╭──

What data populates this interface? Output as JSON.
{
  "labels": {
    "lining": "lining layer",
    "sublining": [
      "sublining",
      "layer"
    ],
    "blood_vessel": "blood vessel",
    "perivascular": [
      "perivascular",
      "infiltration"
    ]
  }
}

╰──

CHALLENGE:
Return all the data exactly as given.

PROBLEM SOLUTION:
What data populates this interface? Output as JSON.
{
  "labels": {
    "lining": "lining layer",
    "sublining": [
      "sublining",
      "layer"
    ],
    "blood_vessel": "blood vessel",
    "perivascular": [
      "perivascular",
      "infiltration"
    ]
  }
}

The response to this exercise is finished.